> Directions
Copy every entry exactly.

> Dataset rows
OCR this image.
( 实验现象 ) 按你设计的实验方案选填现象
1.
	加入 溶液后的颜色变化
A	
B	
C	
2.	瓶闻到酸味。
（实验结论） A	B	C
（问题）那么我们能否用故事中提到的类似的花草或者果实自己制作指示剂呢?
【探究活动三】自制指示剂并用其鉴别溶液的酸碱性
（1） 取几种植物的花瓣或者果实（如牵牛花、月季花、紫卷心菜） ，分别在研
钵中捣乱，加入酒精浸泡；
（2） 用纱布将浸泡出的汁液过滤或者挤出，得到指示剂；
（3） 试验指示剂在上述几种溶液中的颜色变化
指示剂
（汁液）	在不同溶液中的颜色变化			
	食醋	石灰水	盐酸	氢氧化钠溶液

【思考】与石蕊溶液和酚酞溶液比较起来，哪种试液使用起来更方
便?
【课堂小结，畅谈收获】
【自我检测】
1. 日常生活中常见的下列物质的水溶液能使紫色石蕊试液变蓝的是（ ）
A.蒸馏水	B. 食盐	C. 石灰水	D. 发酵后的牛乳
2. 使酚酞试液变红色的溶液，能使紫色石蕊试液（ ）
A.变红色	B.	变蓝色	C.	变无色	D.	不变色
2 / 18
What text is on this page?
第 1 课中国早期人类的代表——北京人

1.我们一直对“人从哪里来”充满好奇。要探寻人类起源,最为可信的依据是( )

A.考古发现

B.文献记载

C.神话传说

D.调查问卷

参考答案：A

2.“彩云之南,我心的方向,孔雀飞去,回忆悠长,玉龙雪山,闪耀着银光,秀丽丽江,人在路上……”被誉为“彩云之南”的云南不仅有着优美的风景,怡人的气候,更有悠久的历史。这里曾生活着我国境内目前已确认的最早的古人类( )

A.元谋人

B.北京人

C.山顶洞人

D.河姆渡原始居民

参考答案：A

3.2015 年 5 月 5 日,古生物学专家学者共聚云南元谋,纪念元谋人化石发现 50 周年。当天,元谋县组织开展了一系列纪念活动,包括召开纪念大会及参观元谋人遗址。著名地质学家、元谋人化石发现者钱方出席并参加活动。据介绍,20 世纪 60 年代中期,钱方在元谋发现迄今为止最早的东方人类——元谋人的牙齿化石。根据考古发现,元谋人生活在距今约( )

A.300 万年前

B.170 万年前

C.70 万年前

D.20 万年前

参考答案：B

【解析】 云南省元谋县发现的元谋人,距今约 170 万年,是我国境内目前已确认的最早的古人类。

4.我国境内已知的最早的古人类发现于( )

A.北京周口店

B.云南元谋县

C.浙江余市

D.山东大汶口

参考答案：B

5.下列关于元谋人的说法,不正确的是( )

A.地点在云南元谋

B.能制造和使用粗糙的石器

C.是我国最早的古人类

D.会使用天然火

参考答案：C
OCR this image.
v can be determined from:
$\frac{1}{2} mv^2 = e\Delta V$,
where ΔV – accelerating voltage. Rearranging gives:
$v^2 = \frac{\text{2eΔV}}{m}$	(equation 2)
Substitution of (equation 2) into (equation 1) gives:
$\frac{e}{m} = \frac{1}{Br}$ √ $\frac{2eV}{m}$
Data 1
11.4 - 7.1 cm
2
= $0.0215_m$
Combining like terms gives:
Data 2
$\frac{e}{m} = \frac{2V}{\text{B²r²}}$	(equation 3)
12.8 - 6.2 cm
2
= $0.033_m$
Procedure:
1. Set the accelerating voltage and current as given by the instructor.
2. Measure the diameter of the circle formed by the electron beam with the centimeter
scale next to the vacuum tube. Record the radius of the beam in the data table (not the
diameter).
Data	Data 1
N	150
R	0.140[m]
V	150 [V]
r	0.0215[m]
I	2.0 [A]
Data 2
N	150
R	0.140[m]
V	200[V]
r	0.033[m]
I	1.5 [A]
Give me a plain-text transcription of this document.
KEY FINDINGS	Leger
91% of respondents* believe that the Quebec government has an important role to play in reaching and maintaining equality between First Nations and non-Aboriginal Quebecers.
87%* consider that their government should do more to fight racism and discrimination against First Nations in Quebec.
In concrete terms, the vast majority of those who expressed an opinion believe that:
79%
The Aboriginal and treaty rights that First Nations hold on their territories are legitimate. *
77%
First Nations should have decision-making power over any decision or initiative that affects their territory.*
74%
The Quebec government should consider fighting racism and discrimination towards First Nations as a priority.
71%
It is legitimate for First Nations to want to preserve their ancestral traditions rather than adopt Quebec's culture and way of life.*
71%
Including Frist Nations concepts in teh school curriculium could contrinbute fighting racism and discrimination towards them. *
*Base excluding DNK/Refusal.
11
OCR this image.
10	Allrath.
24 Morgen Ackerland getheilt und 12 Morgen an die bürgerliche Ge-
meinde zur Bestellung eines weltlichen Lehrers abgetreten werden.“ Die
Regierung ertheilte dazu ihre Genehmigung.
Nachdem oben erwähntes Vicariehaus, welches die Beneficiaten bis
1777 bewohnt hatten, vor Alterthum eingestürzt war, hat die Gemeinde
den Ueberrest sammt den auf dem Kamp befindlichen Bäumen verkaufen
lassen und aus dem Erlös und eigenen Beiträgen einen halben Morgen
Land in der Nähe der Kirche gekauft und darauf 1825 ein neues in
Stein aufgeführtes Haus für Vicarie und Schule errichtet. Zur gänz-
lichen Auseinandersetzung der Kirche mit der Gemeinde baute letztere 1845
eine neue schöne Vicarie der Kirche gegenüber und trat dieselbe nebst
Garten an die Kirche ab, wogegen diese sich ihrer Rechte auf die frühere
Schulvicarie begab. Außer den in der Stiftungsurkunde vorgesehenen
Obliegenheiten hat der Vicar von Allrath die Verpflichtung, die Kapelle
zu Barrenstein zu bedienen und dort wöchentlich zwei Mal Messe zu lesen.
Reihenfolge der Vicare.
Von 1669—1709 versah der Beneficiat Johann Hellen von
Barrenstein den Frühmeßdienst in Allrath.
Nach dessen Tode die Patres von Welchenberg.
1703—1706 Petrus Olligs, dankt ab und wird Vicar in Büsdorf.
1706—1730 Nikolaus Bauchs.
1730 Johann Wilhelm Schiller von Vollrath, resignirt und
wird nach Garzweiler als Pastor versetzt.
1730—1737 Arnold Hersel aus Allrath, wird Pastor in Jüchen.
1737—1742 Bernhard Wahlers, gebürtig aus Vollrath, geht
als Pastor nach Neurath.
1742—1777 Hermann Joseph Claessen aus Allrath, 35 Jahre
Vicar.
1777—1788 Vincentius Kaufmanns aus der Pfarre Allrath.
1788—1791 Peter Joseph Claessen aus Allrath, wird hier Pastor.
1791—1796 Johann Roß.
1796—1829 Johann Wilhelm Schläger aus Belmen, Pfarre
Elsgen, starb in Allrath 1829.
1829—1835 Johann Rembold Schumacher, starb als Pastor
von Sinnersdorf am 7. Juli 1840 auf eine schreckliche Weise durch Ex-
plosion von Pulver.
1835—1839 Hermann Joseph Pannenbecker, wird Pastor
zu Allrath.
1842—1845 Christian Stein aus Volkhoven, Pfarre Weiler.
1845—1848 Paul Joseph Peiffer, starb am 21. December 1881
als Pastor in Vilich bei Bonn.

> Answer below
OCR this image.
( 实验现象 ) 按你设计的实验方案选填现象
1.
	加入 溶液后的颜色变化
A	
B	
C	
2.	瓶闻到酸味。
（实验结论） A	B	C
（问题）那么我们能否用故事中提到的类似的花草或者果实自己制作指示剂呢?
【探究活动三】自制指示剂并用其鉴别溶液的酸碱性
（1） 取几种植物的花瓣或者果实（如牵牛花、月季花、紫卷心菜） ，分别在研
钵中捣乱，加入酒精浸泡；
（2） 用纱布将浸泡出的汁液过滤或者挤出，得到指示剂；
（3） 试验指示剂在上述几种溶液中的颜色变化
指示剂
（汁液）	在不同溶液中的颜色变化			
	食醋	石灰水	盐酸	氢氧化钠溶液

【思考】与石蕊溶液和酚酞溶液比较起来，哪种试液使用起来更方
便?
【课堂小结，畅谈收获】
【自我检测】
1. 日常生活中常见的下列物质的水溶液能使紫色石蕊试液变蓝的是（ ）
A.蒸馏水	B. 食盐	C. 石灰水	D. 发酵后的牛乳
2. 使酚酞试液变红色的溶液，能使紫色石蕊试液（ ）
A.变红色	B.	变蓝色	C.	变无色	D.	不变色
2 / 18
What text is on this page?
第 1 课中国早期人类的代表——北京人

1.我们一直对“人从哪里来”充满好奇。要探寻人类起源,最为可信的依据是( )

A.考古发现

B.文献记载

C.神话传说

D.调查问卷

参考答案：A

2.“彩云之南,我心的方向,孔雀飞去,回忆悠长,玉龙雪山,闪耀着银光,秀丽丽江,人在路上……”被誉为“彩云之南”的云南不仅有着优美的风景,怡人的气候,更有悠久的历史。这里曾生活着我国境内目前已确认的最早的古人类( )

A.元谋人

B.北京人

C.山顶洞人

D.河姆渡原始居民

参考答案：A

3.2015 年 5 月 5 日,古生物学专家学者共聚云南元谋,纪念元谋人化石发现 50 周年。当天,元谋县组织开展了一系列纪念活动,包括召开纪念大会及参观元谋人遗址。著名地质学家、元谋人化石发现者钱方出席并参加活动。据介绍,20 世纪 60 年代中期,钱方在元谋发现迄今为止最早的东方人类——元谋人的牙齿化石。根据考古发现,元谋人生活在距今约( )

A.300 万年前

B.170 万年前

C.70 万年前

D.20 万年前

参考答案：B

【解析】 云南省元谋县发现的元谋人,距今约 170 万年,是我国境内目前已确认的最早的古人类。

4.我国境内已知的最早的古人类发现于( )

A.北京周口店

B.云南元谋县

C.浙江余市

D.山东大汶口

参考答案：B

5.下列关于元谋人的说法,不正确的是( )

A.地点在云南元谋

B.能制造和使用粗糙的石器

C.是我国最早的古人类

D.会使用天然火

参考答案：C
OCR this image.
v can be determined from:
$\frac{1}{2} mv^2 = e\Delta V$,
where ΔV – accelerating voltage. Rearranging gives:
$v^2 = \frac{\text{2eΔV}}{m}$	(equation 2)
Substitution of (equation 2) into (equation 1) gives:
$\frac{e}{m} = \frac{1}{Br}$ √ $\frac{2eV}{m}$
Data 1
11.4 - 7.1 cm
2
= $0.0215_m$
Combining like terms gives:
Data 2
$\frac{e}{m} = \frac{2V}{\text{B²r²}}$	(equation 3)
12.8 - 6.2 cm
2
= $0.033_m$
Procedure:
1. Set the accelerating voltage and current as given by the instructor.
2. Measure the diameter of the circle formed by the electron beam with the centimeter
scale next to the vacuum tube. Record the radius of the beam in the data table (not the
diameter).
Data	Data 1
N	150
R	0.140[m]
V	150 [V]
r	0.0215[m]
I	2.0 [A]
Data 2
N	150
R	0.140[m]
V	200[V]
r	0.033[m]
I	1.5 [A]
Give me a plain-text transcription of this document.
KEY FINDINGS	Leger
91% of respondents* believe that the Quebec government has an important role to play in reaching and maintaining equality between First Nations and non-Aboriginal Quebecers.
87%* consider that their government should do more to fight racism and discrimination against First Nations in Quebec.
In concrete terms, the vast majority of those who expressed an opinion believe that:
79%
The Aboriginal and treaty rights that First Nations hold on their territories are legitimate. *
77%
First Nations should have decision-making power over any decision or initiative that affects their territory.*
74%
The Quebec government should consider fighting racism and discrimination towards First Nations as a priority.
71%
It is legitimate for First Nations to want to preserve their ancestral traditions rather than adopt Quebec's culture and way of life.*
71%
Including Frist Nations concepts in teh school curriculium could contrinbute fighting racism and discrimination towards them. *
*Base excluding DNK/Refusal.
11
OCR this image.
10	Allrath.
24 Morgen Ackerland getheilt und 12 Morgen an die bürgerliche Ge-
meinde zur Bestellung eines weltlichen Lehrers abgetreten werden.“ Die
Regierung ertheilte dazu ihre Genehmigung.
Nachdem oben erwähntes Vicariehaus, welches die Beneficiaten bis
1777 bewohnt hatten, vor Alterthum eingestürzt war, hat die Gemeinde
den Ueberrest sammt den auf dem Kamp befindlichen Bäumen verkaufen
lassen und aus dem Erlös und eigenen Beiträgen einen halben Morgen
Land in der Nähe der Kirche gekauft und darauf 1825 ein neues in
Stein aufgeführtes Haus für Vicarie und Schule errichtet. Zur gänz-
lichen Auseinandersetzung der Kirche mit der Gemeinde baute letztere 1845
eine neue schöne Vicarie der Kirche gegenüber und trat dieselbe nebst
Garten an die Kirche ab, wogegen diese sich ihrer Rechte auf die frühere
Schulvicarie begab. Außer den in der Stiftungsurkunde vorgesehenen
Obliegenheiten hat der Vicar von Allrath die Verpflichtung, die Kapelle
zu Barrenstein zu bedienen und dort wöchentlich zwei Mal Messe zu lesen.
Reihenfolge der Vicare.
Von 1669—1709 versah der Beneficiat Johann Hellen von
Barrenstein den Frühmeßdienst in Allrath.
Nach dessen Tode die Patres von Welchenberg.
1703—1706 Petrus Olligs, dankt ab und wird Vicar in Büsdorf.
1706—1730 Nikolaus Bauchs.
1730 Johann Wilhelm Schiller von Vollrath, resignirt und
wird nach Garzweiler als Pastor versetzt.
1730—1737 Arnold Hersel aus Allrath, wird Pastor in Jüchen.
1737—1742 Bernhard Wahlers, gebürtig aus Vollrath, geht
als Pastor nach Neurath.
1742—1777 Hermann Joseph Claessen aus Allrath, 35 Jahre
Vicar.
1777—1788 Vincentius Kaufmanns aus der Pfarre Allrath.
1788—1791 Peter Joseph Claessen aus Allrath, wird hier Pastor.
1791—1796 Johann Roß.
1796—1829 Johann Wilhelm Schläger aus Belmen, Pfarre
Elsgen, starb in Allrath 1829.
1829—1835 Johann Rembold Schumacher, starb als Pastor
von Sinnersdorf am 7. Juli 1840 auf eine schreckliche Weise durch Ex-
plosion von Pulver.
1835—1839 Hermann Joseph Pannenbecker, wird Pastor
zu Allrath.
1842—1845 Christian Stein aus Volkhoven, Pfarre Weiler.
1845—1848 Paul Joseph Peiffer, starb am 21. December 1881
als Pastor in Vilich bei Bonn.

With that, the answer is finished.